Occhio a dove si fuma

Occhio a dove si fuma

Singapore è una meta turistica internazionale ma non è assolutamente una località libertina. C’è molta attenzione alla morigeratezza di costumi (per dirne una, camminare nudi è reato perfino in casa); il consumo di droga è severamente proibito; l’omosessualità un tabù e, come non bastasse, ci sono tutti una serie di divieti a cui conviene attenersi scrupolosamente pena multe salatissime. Tra questi, fumare, sia all’aperto che al chiuso, fuori delle zone destinate ai tabagisti.  

Venire per pochi giorni

Venire per pochi giorni

Dalla Singapore Flyer, la ruota panoramica dell’isola, all’1-Altitude, il bar in terrazza più famoso di Singapore (quella dei bar in terrazza è una moda assai diffusa sull’isola), fino alle innumerevoli opportunità di svago della vita notturna, sono tante le cose da fare e vedere a Singapore su cui non ci siamo soffermati. Un indizio del fatto che un soggiorno sull’isola deve essere almeno di 7 giorni a meno che, ovviamente, la visita non sia inserita in un tour più ampio.

--------------------

[Compito breve A] Riporta parola per parola il passo del testo su Singapore da "Singapore è una" a "destinate ai tabagisti.".
[Compito breve B] Riprendi il testo su Singapore subito dopo la sua ultima frase e prosegui.

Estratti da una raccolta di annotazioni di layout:

--------------------

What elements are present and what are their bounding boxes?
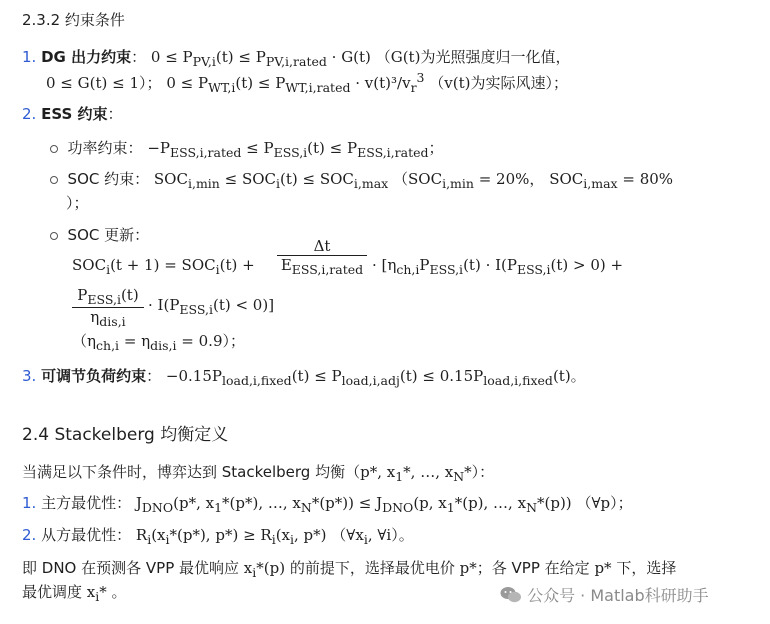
wt-formula: $0 \le P_{WT,i}(t) \le P_{WT,i,rated} \cdot v(t)^3/v_r^3$ — [166, 70, 425, 95]
discharge-fraction — [72, 286, 144, 329]
leader-label: 主方最优性： — [41, 494, 132, 512]
sep: ）； — [139, 74, 162, 92]
dg-line-2: 0 ≤ G(t) ≤ 1）； $0 \le P_{WT,i}(t) \le P_{WT,i,rated} \cdot v(t)^3/v_r^3$ （v(t)为实际风速）； — [46, 70, 569, 95]
paren: （ — [375, 48, 391, 66]
circle-bullet-icon — [50, 232, 58, 240]
bullet-soc: SOC 约束： $SOC_{i,min} \le SOC_i(t) \le SOC_{i,max}$ （$SOC_{i,min} = 20\%$， $SOC_{i,max} = 80\%$ — [50, 168, 673, 191]
fraction-numerator: $P_{ESS,i}(t)$ — [77, 286, 139, 307]
soc-note-max: $SOC_{i,max} = 80\%$ — [549, 170, 674, 191]
update-fraction — [277, 237, 367, 277]
soc-label: SOC 约束： — [67, 170, 150, 188]
dg-formula: $0 \le P_{PV,i}(t) \le P_{PV,i,rated} \cdot G(t)$ — [150, 48, 371, 69]
dg-note: 为光照强度归一化值， — [420, 48, 571, 66]
bullet-power: 功率约束： $-P_{ESS,i,rated} \le P_{ESS,i}(t) \le P_{ESS,i,rated}$； — [50, 137, 444, 160]
watermark — [500, 583, 709, 606]
circle-bullet-icon — [50, 145, 58, 153]
list-item-ess: 2. ESS 约束： — [22, 105, 123, 123]
load-label: 可调节负荷约束 — [41, 367, 147, 385]
list-item-dg — [22, 46, 570, 69]
list-number: 1. — [22, 48, 37, 66]
section-title-2-4: 2.4 Stackelberg 均衡定义 — [22, 425, 229, 445]
closing-line-2: 最优调度 $x_i*$ 。 — [22, 583, 127, 604]
ess-label: ESS 约束 — [41, 105, 108, 123]
soc-note: $SOC_{i,min} = 20\%$ — [408, 170, 530, 191]
soc-note-close: ）； — [66, 194, 89, 212]
leader-note: （∀p）； — [576, 494, 633, 512]
leader-formula: $J_{DNO}(p*$, $x_1*(p*)$, …, $x_N*(p*)) \le J_{DNO}(p$, $x_1*(p)$, …, $x_N*(p)$) — [135, 494, 572, 515]
list-number: 3. — [22, 367, 37, 385]
watermark-text: 公众号 · Matlab科研助手 — [527, 586, 709, 605]
dg-label: DG 出力约束 — [41, 48, 132, 66]
circle-bullet-icon — [50, 176, 58, 184]
g-range: 0 ≤ G(t) ≤ 1 — [46, 74, 140, 92]
colon: ： — [131, 48, 147, 66]
efficiency-note: $(\eta_{ch,i} = \eta_{dis,i} = 0.9)$； — [72, 332, 246, 353]
fraction-line: $E_{ESS,i,rated}$ — [277, 255, 367, 277]
section-title-2-3-2: 2.3.2 约束条件 — [22, 11, 125, 29]
wt-note: 为实际风速）； — [470, 74, 569, 92]
v-symbol: v(t) — [444, 74, 471, 92]
list-number: 2. — [22, 105, 37, 123]
follower-note: （$\forall x_i$, ∀i）。 — [331, 526, 414, 547]
leader-optimality — [22, 492, 633, 515]
list-number: 1. — [22, 494, 37, 512]
follower-optimality — [22, 524, 414, 547]
list-item-load: 3. 可调节负荷约束： $-0.15P_{load,i,fixed}(t) \le P_{load,i,adj}(t) \le 0.15P_{load,i,fixed}(t)$。 — [22, 367, 586, 388]
wechat-icon — [500, 586, 522, 604]
list-number: 2. — [22, 526, 37, 544]
power-label: 功率约束： — [67, 139, 143, 157]
load-formula: $-0.15P_{load,i,fixed}(t) \le P_{load,i,adj}(t) \le 0.15P_{load,i,fixed}(t)$ — [165, 367, 571, 388]
update-rhs: · [$\eta_{ch,i}P_{ESS,i}(t) \cdot I(P_{ESS,i}(t) > 0)$ + — [372, 256, 624, 277]
power-formula: $-P_{ESS,i,rated} \le P_{ESS,i}(t) \le P_{ESS,i,rated}$ — [147, 139, 429, 160]
soc-formula: $SOC_{i,min} \le SOC_i(t) \le SOC_{i,max}$ — [153, 170, 389, 191]
discharge-tail: · $I(P_{ESS,i}(t) < 0)$] — [148, 296, 275, 317]
g-symbol: G(t) — [390, 48, 421, 66]
update-label: SOC 更新： — [67, 226, 150, 244]
equilibrium-intro: 当满足以下条件时，博弈达到 Stackelberg 均衡（p*, $x_1*$, …, $x_N*$）： — [22, 463, 495, 484]
bullet-soc-update — [50, 224, 149, 245]
fraction-line: $\eta_{dis,i}$ — [72, 307, 144, 329]
closing-line-1: 即 DNO 在预测各 VPP 最优响应 $x_i*(p)$ 的前提下，选择最优电价 p*；各 VPP 在给定 p* 下，选择 — [22, 559, 677, 580]
follower-formula: $R_i(x_i*(p*)$, $p*) \ge R_i(x_i$, p*) — [135, 526, 327, 547]
follower-label: 从方最优性： — [41, 526, 132, 544]
update-lhs: $SOC_i(t + 1) = SOC_i(t)$ + — [72, 256, 255, 277]
fraction-numerator: Δt — [313, 237, 331, 255]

--------------------

[Risposta A]
Singapore è una meta turistica internazionale ma non è assolutamente una località libertina. C’è molta attenzione alla morigeratezza di costumi (per dirne una, camminare nudi è reato perfino in casa); il consumo di droga è severamente proibito; l’omosessualità un tabù e, come non bastasse, ci sono tutti una serie di divieti a cui conviene attenersi scrupolosamente pena multe salatissime. Tra questi, fumare, sia all’aperto che al chiuso, fuori delle zone destinate ai tabagisti.

[Risposta B]
Singapore Zoo

Singapore Zoo

Lepori, bradipi, pipistrelli, tigri, oranghi, babbuini, elefanti eccetera: sono oltre 4.000 gli animali presenti nel Singapore Zoological Gardens (o Mandai Zoo, come viene chiamato localmente). Gli ettari del parco sono 28 e spiccano subito all’occhio gli elevati standard di cura e manutenzione sia della vegetazione tropicale che degli stessi animali. Animali che, particolare di non poco conto, vivono in semi-libertà in ambienti che riproducono al meglio l’habitat di ciascuno. La visita al Singapore Zoo porta via almeno mezza giornata e prevede diverse formule: a piedi, in tram o, la più gettonata, di notte. Il Night Safari è un’esperienza assolutamente coinvolgente da fare, anche questa, sia a piedi che a bordo di un tram stile Jurassic Park. Va da sé, considerando l’elevata affluenza, conviene prenotare prima anche se non con eccessivo anticipo, poiché le attrazioni e i percorsi del parco sono in costante aggiornamento. Per maggiori informazioni: Mandai Singapore Zoo.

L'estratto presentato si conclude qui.